# START OF LISTING

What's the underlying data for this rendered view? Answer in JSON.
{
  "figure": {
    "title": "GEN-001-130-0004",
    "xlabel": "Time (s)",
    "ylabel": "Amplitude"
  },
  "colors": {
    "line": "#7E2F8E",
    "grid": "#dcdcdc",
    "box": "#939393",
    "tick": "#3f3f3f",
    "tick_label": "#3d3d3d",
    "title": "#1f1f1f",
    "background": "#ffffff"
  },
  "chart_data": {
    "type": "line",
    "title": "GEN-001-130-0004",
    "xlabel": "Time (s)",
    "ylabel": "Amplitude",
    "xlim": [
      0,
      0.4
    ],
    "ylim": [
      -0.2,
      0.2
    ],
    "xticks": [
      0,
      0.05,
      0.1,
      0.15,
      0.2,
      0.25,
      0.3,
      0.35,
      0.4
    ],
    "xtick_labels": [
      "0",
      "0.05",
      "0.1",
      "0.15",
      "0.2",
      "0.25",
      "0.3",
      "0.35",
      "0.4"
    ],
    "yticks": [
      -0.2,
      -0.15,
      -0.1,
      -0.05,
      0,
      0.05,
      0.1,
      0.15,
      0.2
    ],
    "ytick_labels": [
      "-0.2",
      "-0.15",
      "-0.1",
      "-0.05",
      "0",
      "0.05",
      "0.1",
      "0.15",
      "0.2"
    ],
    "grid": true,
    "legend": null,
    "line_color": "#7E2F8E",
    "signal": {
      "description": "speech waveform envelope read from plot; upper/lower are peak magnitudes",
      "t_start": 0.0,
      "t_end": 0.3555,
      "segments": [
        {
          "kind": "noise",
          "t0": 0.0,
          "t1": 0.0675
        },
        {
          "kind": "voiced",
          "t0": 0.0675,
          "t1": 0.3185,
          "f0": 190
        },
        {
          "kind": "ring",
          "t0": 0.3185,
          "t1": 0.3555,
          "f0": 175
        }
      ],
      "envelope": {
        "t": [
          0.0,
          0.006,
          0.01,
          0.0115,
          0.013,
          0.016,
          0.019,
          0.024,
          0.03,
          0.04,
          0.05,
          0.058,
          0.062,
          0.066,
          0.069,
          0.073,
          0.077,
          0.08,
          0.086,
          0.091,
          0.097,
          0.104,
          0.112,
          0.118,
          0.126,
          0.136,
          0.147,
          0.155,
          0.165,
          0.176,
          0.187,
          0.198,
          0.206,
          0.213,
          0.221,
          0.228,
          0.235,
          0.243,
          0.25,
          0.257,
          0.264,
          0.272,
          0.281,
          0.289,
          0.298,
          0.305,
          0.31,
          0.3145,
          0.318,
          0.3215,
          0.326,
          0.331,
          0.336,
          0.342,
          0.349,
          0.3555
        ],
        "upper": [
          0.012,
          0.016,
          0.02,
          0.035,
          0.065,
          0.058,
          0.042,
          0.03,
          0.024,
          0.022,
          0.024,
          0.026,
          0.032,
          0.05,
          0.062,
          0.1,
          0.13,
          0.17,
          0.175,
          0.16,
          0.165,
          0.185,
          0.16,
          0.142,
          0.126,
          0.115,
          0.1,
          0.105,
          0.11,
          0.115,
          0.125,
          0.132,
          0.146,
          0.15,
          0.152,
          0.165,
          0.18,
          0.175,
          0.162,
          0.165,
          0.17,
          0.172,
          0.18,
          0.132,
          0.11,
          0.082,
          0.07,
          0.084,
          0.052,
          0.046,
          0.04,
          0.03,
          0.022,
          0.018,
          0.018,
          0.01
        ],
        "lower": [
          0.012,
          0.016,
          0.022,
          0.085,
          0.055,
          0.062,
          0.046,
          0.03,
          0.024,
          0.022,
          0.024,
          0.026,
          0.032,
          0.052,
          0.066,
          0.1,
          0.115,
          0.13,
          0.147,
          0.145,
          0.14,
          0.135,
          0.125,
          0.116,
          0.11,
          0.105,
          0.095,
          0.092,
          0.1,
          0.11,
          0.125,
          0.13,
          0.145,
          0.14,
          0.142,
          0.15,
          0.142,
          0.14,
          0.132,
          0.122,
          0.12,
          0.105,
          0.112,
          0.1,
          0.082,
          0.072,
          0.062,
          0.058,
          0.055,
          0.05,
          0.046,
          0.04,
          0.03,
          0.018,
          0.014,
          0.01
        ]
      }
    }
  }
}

# END OF LISTING

> _EXERCISE_
From the records given above, copy all lines containing "ylabel".

> _ANSWER TO THE EXERCISE_
    "ylabel": "Amplitude"
    "ylabel": "Amplitude",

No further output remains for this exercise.